- WHAT TO DO
Scan the lines below for the word "author". Copy each line you find it in.

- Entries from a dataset
◇ ◇ ◇ ◇

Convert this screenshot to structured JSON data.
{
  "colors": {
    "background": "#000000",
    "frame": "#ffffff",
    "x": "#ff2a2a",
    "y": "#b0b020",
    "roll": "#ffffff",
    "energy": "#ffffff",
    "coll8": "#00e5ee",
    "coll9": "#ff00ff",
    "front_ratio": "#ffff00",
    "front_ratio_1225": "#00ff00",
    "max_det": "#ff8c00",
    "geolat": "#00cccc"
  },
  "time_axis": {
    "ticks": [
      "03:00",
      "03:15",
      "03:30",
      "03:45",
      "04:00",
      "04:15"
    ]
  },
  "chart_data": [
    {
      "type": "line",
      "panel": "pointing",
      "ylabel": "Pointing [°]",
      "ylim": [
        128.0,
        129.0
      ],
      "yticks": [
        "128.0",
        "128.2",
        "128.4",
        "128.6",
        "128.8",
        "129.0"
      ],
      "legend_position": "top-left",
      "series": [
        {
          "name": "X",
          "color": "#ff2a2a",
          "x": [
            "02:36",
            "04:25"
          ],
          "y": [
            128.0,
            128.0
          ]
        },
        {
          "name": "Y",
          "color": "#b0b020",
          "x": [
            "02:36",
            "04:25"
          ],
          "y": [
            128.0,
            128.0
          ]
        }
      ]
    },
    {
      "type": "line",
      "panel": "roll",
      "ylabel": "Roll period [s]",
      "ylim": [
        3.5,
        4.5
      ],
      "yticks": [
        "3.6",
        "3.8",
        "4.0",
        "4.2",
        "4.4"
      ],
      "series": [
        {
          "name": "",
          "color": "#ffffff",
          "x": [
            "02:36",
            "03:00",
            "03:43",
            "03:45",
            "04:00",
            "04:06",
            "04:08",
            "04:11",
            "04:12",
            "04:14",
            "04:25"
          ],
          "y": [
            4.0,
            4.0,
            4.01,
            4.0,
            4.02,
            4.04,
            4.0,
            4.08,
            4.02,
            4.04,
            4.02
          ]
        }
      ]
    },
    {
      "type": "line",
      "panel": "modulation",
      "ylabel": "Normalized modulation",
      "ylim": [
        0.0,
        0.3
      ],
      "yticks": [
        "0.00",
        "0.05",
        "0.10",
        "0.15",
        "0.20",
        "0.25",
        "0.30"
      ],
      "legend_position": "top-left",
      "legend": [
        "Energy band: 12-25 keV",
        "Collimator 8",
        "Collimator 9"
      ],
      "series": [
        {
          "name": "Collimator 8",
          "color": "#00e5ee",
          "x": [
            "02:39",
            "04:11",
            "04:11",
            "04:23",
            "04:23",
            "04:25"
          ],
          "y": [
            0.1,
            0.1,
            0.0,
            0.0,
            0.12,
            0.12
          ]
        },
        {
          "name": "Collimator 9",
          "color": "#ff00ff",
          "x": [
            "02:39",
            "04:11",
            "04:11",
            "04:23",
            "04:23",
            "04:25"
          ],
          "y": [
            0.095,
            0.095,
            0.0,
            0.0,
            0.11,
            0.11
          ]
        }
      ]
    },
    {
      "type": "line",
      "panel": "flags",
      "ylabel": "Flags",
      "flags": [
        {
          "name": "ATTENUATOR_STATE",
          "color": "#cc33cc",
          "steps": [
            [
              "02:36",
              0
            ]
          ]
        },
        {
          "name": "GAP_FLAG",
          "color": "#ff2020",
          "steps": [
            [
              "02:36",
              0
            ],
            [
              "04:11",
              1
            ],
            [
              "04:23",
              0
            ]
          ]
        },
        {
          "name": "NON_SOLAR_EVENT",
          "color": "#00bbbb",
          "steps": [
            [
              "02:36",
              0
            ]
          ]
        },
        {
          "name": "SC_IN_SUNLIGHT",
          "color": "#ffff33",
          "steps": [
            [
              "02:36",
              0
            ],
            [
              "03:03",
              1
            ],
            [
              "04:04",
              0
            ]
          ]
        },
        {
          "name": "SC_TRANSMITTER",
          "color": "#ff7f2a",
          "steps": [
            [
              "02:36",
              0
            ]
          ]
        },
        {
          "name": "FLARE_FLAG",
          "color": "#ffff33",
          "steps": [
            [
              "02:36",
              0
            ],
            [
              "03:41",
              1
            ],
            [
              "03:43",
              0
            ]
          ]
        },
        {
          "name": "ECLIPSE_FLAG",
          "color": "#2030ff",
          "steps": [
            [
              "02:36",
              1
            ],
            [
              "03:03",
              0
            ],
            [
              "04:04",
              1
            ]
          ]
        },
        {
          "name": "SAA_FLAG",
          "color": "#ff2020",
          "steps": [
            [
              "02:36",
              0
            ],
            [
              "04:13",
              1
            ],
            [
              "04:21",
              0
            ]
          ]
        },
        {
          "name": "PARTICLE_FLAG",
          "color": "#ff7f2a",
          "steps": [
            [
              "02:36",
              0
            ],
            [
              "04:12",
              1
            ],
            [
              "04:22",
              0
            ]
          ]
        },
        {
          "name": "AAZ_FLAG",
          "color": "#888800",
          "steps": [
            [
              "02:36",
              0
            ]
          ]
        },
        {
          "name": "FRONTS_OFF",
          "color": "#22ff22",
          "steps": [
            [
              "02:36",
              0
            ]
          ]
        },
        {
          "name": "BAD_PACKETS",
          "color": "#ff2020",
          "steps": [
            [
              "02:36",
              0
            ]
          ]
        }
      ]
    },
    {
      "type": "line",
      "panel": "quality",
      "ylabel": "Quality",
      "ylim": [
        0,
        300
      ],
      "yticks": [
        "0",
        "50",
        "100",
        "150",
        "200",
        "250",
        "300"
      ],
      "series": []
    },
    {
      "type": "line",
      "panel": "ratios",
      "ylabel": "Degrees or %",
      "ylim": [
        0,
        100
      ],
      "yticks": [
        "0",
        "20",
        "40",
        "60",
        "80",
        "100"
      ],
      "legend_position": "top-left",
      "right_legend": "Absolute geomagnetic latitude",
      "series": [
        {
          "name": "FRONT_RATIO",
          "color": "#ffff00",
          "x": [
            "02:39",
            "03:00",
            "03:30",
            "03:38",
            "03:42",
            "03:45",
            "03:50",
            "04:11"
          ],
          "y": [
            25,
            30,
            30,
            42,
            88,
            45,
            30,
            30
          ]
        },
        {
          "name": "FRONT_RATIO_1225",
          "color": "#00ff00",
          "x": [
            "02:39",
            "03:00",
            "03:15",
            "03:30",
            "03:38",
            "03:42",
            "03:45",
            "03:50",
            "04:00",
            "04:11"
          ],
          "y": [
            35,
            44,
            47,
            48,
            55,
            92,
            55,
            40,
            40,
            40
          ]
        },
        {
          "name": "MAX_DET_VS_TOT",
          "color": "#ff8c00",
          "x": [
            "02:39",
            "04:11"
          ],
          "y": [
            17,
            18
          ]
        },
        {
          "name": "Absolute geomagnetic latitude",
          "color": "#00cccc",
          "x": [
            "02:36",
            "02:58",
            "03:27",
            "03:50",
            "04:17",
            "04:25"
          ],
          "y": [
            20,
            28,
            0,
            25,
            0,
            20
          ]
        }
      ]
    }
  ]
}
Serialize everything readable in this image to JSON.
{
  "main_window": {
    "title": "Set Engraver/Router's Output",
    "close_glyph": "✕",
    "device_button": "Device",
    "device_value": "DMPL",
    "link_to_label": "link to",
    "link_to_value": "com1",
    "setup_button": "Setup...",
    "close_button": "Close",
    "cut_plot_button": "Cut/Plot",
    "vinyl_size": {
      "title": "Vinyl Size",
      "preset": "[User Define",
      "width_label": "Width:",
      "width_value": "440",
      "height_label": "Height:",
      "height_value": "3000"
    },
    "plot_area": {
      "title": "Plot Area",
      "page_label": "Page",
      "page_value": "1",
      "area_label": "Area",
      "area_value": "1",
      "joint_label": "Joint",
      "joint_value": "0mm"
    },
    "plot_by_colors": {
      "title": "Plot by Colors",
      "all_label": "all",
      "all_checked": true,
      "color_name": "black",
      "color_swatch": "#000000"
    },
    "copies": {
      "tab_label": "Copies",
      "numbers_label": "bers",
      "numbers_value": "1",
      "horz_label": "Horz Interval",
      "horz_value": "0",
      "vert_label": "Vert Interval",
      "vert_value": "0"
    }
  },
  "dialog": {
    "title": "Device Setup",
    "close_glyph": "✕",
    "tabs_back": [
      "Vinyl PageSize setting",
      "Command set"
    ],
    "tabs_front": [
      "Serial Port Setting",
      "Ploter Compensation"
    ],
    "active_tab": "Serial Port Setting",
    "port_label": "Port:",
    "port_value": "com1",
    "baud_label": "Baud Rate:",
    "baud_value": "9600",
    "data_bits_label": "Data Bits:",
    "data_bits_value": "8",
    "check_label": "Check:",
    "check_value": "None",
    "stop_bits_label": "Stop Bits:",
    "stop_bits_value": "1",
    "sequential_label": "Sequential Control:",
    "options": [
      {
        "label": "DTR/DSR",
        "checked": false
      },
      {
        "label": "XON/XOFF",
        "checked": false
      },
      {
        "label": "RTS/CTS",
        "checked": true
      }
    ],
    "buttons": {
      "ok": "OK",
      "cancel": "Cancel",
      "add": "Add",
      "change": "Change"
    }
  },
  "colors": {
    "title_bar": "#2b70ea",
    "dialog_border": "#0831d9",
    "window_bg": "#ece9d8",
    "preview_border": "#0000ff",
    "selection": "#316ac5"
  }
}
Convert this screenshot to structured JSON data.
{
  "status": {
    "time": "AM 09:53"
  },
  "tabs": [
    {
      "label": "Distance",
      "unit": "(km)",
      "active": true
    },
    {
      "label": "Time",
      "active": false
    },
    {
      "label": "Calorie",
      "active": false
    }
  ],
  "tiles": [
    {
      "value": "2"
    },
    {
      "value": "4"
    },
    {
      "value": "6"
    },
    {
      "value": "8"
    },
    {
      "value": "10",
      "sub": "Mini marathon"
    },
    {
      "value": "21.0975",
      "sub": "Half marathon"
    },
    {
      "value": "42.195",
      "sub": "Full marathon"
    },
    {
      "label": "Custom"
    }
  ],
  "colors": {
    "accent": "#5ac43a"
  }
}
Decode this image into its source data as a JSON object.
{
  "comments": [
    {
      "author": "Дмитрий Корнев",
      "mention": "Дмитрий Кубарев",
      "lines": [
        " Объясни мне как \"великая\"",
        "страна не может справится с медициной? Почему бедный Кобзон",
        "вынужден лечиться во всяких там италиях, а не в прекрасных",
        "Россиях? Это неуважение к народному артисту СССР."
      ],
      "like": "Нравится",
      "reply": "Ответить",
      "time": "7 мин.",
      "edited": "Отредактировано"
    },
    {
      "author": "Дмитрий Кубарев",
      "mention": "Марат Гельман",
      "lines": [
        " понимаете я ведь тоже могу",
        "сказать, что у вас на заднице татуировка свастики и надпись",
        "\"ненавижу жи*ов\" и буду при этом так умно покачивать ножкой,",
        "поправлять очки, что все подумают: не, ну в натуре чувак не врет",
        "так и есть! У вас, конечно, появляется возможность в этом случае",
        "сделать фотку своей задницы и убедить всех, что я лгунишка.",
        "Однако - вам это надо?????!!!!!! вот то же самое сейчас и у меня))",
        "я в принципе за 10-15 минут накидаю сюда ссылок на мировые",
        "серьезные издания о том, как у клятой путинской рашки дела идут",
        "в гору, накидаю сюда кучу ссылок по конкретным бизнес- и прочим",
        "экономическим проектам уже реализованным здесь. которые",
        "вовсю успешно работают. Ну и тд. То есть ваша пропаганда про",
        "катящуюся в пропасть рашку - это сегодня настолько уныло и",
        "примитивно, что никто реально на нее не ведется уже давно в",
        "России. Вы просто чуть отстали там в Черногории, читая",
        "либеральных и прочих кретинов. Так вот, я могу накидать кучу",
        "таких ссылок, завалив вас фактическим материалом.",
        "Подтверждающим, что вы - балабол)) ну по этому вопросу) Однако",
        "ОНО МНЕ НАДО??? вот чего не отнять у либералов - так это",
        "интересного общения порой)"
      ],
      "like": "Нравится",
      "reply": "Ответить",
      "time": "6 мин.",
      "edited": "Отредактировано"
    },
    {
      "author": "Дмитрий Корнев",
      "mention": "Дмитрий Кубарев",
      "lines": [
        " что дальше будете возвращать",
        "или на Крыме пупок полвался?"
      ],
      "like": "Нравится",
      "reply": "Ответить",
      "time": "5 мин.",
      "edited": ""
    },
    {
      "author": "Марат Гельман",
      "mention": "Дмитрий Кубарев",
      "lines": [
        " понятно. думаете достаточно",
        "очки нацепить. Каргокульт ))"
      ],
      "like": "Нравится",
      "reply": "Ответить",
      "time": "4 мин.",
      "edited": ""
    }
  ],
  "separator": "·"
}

◇ ◇ ◇ ◇

- WRITTEN ANSWER
      "author": "Дмитрий Корнев",
      "author": "Дмитрий Кубарев",
      "author": "Дмитрий Корнев",
      "author": "Марат Гельман",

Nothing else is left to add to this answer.